Stored data:
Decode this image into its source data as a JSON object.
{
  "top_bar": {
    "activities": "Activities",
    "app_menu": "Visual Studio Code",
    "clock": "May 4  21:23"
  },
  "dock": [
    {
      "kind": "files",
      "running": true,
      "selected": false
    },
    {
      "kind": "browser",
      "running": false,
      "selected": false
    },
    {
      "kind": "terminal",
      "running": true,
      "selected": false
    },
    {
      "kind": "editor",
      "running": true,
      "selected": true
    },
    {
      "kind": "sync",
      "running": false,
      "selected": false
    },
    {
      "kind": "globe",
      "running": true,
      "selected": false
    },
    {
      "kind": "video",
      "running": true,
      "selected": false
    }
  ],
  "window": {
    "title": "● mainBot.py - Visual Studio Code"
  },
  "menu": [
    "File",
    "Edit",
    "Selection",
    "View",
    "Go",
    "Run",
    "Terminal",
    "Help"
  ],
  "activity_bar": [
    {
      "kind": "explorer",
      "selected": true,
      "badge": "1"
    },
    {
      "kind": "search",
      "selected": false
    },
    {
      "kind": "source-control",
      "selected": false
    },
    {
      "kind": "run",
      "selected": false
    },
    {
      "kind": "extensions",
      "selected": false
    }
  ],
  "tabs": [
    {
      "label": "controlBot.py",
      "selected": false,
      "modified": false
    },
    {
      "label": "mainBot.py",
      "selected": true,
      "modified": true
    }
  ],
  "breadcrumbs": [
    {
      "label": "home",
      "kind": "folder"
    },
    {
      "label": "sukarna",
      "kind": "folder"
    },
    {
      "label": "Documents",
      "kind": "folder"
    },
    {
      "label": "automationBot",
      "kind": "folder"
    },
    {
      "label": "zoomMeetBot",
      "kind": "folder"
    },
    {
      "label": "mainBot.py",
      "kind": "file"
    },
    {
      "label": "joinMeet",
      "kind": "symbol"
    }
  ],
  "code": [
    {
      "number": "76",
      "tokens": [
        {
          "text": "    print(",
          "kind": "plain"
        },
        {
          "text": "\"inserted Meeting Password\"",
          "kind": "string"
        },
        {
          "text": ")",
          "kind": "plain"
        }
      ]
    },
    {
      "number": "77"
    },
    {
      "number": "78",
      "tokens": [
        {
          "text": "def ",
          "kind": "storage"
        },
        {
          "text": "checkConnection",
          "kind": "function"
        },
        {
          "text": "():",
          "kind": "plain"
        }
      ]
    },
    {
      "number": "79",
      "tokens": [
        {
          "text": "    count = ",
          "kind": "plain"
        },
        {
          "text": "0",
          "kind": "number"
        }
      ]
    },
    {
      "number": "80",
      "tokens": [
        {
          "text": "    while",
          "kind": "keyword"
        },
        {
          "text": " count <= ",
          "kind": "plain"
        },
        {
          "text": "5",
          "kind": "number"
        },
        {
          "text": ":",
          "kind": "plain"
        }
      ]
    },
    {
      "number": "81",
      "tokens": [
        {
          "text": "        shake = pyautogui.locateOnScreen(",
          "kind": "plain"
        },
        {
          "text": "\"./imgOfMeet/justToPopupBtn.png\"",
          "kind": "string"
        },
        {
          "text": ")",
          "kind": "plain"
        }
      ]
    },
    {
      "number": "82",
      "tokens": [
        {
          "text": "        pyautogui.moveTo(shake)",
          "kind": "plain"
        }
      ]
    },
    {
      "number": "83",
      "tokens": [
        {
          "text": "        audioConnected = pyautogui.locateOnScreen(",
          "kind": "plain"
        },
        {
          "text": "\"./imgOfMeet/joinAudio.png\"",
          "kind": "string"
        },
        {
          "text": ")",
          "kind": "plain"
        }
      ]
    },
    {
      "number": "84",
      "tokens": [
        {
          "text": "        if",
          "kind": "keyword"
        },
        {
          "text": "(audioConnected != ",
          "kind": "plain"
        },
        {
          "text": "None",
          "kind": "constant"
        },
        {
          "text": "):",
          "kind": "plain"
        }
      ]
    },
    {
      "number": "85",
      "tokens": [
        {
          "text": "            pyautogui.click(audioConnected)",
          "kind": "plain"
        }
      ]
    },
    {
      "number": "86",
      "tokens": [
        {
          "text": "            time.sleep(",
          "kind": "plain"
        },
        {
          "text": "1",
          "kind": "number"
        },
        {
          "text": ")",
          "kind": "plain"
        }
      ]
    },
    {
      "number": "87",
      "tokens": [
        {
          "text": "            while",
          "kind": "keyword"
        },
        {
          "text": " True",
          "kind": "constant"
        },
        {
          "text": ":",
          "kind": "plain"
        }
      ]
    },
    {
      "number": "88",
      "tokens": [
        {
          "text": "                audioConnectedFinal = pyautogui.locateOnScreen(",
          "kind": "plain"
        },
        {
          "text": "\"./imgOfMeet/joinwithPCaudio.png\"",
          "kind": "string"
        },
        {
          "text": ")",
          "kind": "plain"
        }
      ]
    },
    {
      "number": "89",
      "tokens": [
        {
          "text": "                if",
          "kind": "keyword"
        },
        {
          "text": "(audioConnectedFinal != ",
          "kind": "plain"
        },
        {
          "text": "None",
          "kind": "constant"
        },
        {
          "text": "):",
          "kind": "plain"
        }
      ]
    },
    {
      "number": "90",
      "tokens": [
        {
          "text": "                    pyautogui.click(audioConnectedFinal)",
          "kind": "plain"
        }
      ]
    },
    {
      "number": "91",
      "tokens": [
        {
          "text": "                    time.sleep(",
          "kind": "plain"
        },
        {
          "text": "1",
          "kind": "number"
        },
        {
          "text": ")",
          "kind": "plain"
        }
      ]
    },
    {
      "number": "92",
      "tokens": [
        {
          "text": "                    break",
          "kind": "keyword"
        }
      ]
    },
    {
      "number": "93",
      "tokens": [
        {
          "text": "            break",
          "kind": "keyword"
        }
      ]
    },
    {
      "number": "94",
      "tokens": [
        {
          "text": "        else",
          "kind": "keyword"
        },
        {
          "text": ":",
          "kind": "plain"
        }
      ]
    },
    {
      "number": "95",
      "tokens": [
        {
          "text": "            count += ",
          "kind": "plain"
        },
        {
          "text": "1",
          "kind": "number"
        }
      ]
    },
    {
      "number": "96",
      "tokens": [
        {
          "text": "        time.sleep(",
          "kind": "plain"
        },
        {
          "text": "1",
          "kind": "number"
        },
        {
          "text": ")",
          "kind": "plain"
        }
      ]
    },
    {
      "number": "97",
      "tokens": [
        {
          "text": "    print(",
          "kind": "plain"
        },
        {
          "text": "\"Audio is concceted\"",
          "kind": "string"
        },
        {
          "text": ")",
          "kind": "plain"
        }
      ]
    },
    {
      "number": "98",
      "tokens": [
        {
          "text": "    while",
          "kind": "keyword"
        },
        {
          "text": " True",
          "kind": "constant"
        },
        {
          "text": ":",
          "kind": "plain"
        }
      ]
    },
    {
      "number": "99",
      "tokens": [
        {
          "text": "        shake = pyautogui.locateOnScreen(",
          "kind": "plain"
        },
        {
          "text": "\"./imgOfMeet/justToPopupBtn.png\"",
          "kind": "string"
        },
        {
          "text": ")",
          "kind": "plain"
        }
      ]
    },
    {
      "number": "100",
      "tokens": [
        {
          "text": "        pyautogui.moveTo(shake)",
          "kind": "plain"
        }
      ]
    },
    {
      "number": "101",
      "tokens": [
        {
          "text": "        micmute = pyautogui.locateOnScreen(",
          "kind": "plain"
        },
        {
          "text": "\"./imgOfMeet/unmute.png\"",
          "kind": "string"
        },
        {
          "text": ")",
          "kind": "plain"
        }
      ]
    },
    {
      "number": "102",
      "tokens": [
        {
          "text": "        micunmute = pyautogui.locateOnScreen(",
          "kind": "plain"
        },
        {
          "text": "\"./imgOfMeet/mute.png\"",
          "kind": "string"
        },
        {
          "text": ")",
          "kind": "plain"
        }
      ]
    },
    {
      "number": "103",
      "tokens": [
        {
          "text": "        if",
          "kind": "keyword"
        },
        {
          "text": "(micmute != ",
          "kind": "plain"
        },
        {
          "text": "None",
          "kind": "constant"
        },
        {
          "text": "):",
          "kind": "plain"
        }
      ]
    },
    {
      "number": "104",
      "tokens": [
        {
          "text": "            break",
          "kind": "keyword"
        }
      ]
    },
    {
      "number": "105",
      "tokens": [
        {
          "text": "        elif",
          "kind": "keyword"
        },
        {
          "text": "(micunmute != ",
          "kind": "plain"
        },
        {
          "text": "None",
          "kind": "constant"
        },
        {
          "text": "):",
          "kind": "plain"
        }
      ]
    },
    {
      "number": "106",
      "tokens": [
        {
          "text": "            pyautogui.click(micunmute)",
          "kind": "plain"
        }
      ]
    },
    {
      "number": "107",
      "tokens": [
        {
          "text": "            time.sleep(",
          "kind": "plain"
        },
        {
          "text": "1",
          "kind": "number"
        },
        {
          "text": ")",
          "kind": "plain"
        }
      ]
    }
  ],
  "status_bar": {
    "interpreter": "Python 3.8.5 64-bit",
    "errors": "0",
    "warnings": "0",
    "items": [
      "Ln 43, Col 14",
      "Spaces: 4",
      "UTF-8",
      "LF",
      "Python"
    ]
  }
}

[WHAT YOU HAVE TO DO]
Each line above that holds the string "sleep" should be copied and shown.

[FINISHED TASK]
          "text": "            time.sleep(",
          "text": "                    time.sleep(",
          "text": "        time.sleep(",
          "text": "            time.sleep(",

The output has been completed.